* WORK REQUIRED *
Can you transcribe the data exactly? Leave the pictures out.

[Start TASK INPUTS]

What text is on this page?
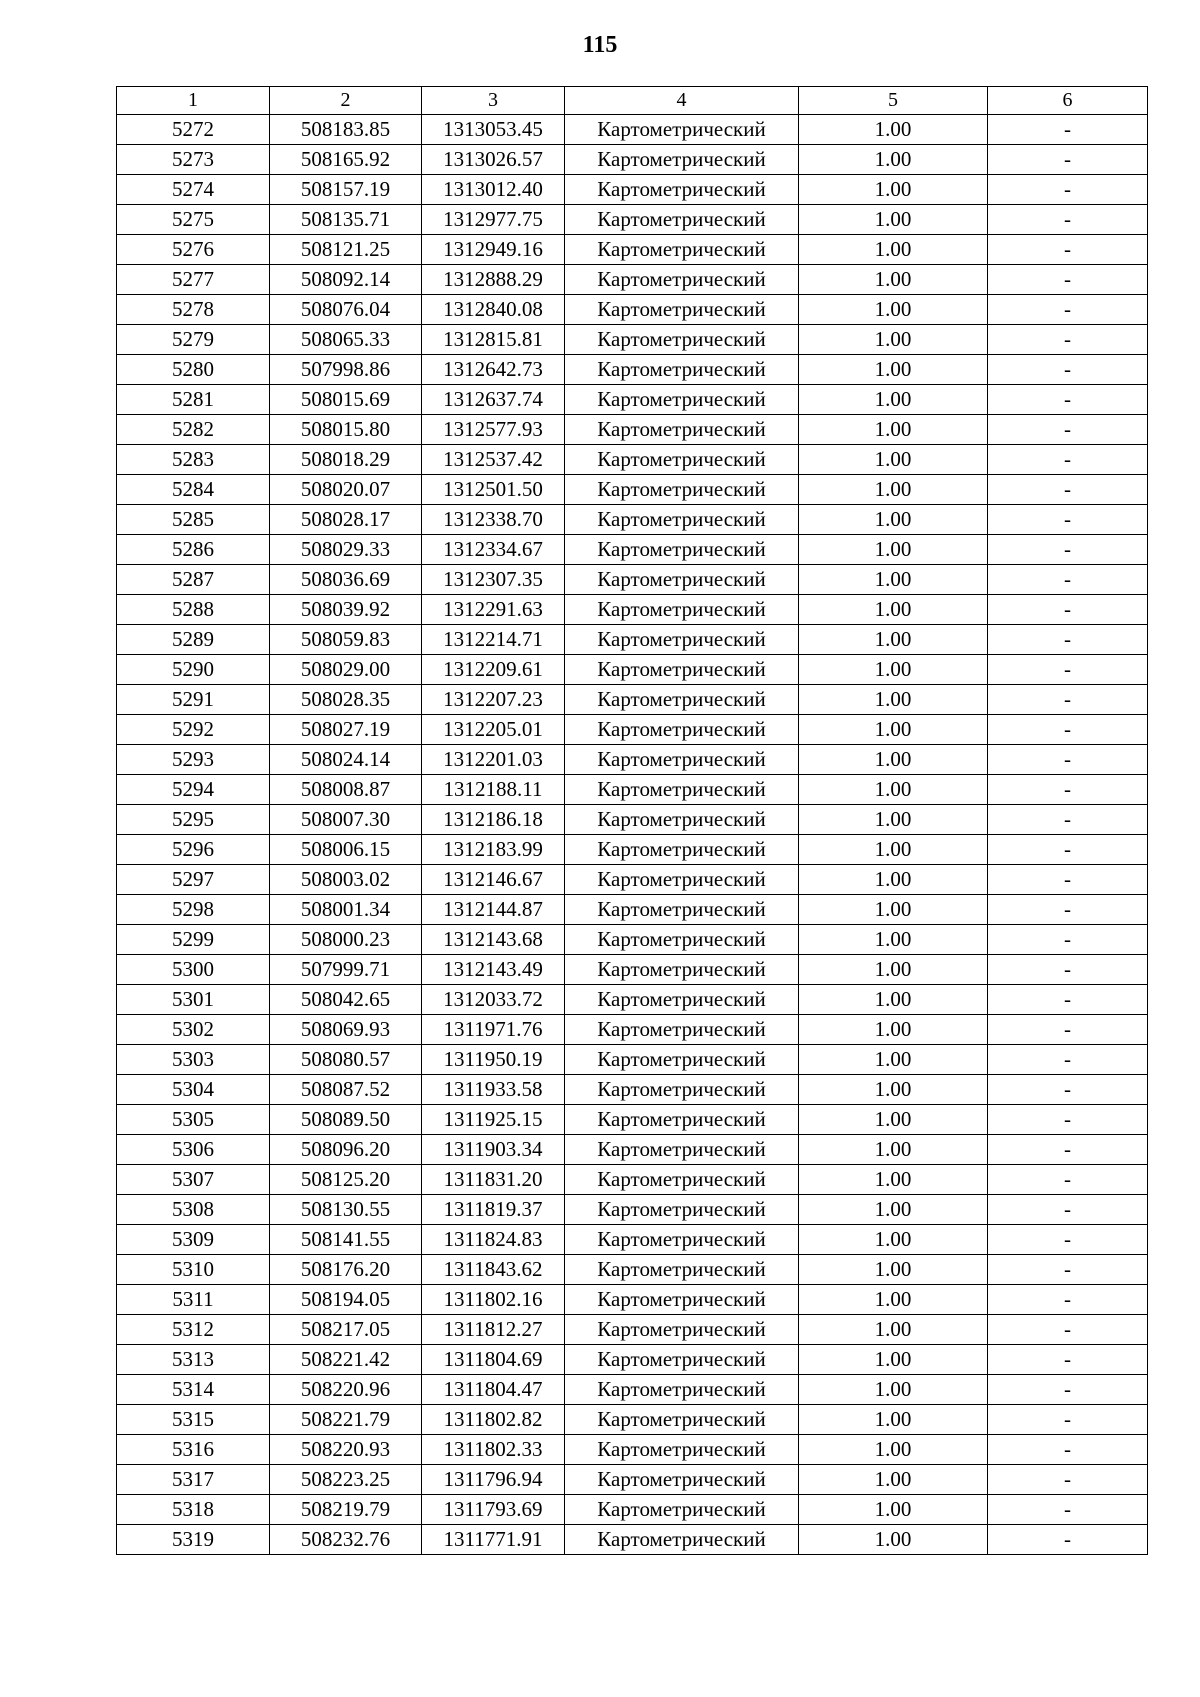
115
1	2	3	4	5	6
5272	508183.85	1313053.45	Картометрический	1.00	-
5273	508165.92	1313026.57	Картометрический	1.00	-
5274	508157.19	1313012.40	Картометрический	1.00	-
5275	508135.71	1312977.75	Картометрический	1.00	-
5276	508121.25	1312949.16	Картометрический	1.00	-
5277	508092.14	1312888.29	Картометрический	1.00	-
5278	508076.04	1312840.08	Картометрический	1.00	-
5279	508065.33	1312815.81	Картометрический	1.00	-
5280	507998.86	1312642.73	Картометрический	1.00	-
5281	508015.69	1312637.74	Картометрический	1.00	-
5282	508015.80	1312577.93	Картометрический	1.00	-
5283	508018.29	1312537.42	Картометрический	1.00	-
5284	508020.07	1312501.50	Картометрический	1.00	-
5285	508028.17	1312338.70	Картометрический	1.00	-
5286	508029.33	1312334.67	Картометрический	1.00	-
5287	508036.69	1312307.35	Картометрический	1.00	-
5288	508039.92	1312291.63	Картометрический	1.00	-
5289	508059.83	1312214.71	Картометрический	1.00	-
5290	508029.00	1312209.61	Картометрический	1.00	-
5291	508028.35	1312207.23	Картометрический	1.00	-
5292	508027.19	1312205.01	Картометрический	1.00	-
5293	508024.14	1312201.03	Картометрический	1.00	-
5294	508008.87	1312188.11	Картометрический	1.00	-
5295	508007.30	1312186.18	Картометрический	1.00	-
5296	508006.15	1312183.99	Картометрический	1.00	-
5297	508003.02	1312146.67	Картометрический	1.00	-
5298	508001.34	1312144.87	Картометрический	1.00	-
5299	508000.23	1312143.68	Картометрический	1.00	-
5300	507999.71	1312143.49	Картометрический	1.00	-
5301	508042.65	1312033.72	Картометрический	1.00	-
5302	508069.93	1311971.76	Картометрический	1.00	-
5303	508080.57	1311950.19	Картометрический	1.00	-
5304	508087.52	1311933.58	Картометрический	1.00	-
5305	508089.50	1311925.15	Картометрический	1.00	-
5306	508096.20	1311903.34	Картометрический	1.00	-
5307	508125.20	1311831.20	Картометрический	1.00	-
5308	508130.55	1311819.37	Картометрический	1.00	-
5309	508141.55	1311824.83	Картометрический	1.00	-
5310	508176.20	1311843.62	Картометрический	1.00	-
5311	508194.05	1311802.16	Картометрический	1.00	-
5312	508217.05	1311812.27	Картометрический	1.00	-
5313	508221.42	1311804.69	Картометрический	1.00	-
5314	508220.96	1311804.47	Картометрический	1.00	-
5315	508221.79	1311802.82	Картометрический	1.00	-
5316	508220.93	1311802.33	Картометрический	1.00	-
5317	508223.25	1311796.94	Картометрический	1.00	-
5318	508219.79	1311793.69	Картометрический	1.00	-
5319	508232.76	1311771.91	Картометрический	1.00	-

[End TASK INPUTS]

* FINAL ANSWER *
What text is on this page?
115
1	2	3	4	5	6
5272	508183.85	1313053.45	Картометрический	1.00	-
5273	508165.92	1313026.57	Картометрический	1.00	-
5274	508157.19	1313012.40	Картометрический	1.00	-
5275	508135.71	1312977.75	Картометрический	1.00	-
5276	508121.25	1312949.16	Картометрический	1.00	-
5277	508092.14	1312888.29	Картометрический	1.00	-
5278	508076.04	1312840.08	Картометрический	1.00	-
5279	508065.33	1312815.81	Картометрический	1.00	-
5280	507998.86	1312642.73	Картометрический	1.00	-
5281	508015.69	1312637.74	Картометрический	1.00	-
5282	508015.80	1312577.93	Картометрический	1.00	-
5283	508018.29	1312537.42	Картометрический	1.00	-
5284	508020.07	1312501.50	Картометрический	1.00	-
5285	508028.17	1312338.70	Картометрический	1.00	-
5286	508029.33	1312334.67	Картометрический	1.00	-
5287	508036.69	1312307.35	Картометрический	1.00	-
5288	508039.92	1312291.63	Картометрический	1.00	-
5289	508059.83	1312214.71	Картометрический	1.00	-
5290	508029.00	1312209.61	Картометрический	1.00	-
5291	508028.35	1312207.23	Картометрический	1.00	-
5292	508027.19	1312205.01	Картометрический	1.00	-
5293	508024.14	1312201.03	Картометрический	1.00	-
5294	508008.87	1312188.11	Картометрический	1.00	-
5295	508007.30	1312186.18	Картометрический	1.00	-
5296	508006.15	1312183.99	Картометрический	1.00	-
5297	508003.02	1312146.67	Картометрический	1.00	-
5298	508001.34	1312144.87	Картометрический	1.00	-
5299	508000.23	1312143.68	Картометрический	1.00	-
5300	507999.71	1312143.49	Картометрический	1.00	-
5301	508042.65	1312033.72	Картометрический	1.00	-
5302	508069.93	1311971.76	Картометрический	1.00	-
5303	508080.57	1311950.19	Картометрический	1.00	-
5304	508087.52	1311933.58	Картометрический	1.00	-
5305	508089.50	1311925.15	Картометрический	1.00	-
5306	508096.20	1311903.34	Картометрический	1.00	-
5307	508125.20	1311831.20	Картометрический	1.00	-
5308	508130.55	1311819.37	Картометрический	1.00	-
5309	508141.55	1311824.83	Картометрический	1.00	-
5310	508176.20	1311843.62	Картометрический	1.00	-
5311	508194.05	1311802.16	Картометрический	1.00	-
5312	508217.05	1311812.27	Картометрический	1.00	-
5313	508221.42	1311804.69	Картометрический	1.00	-
5314	508220.96	1311804.47	Картометрический	1.00	-
5315	508221.79	1311802.82	Картометрический	1.00	-
5316	508220.93	1311802.33	Картометрический	1.00	-
5317	508223.25	1311796.94	Картометрический	1.00	-
5318	508219.79	1311793.69	Картометрический	1.00	-
5319	508232.76	1311771.91	Картометрический	1.00	-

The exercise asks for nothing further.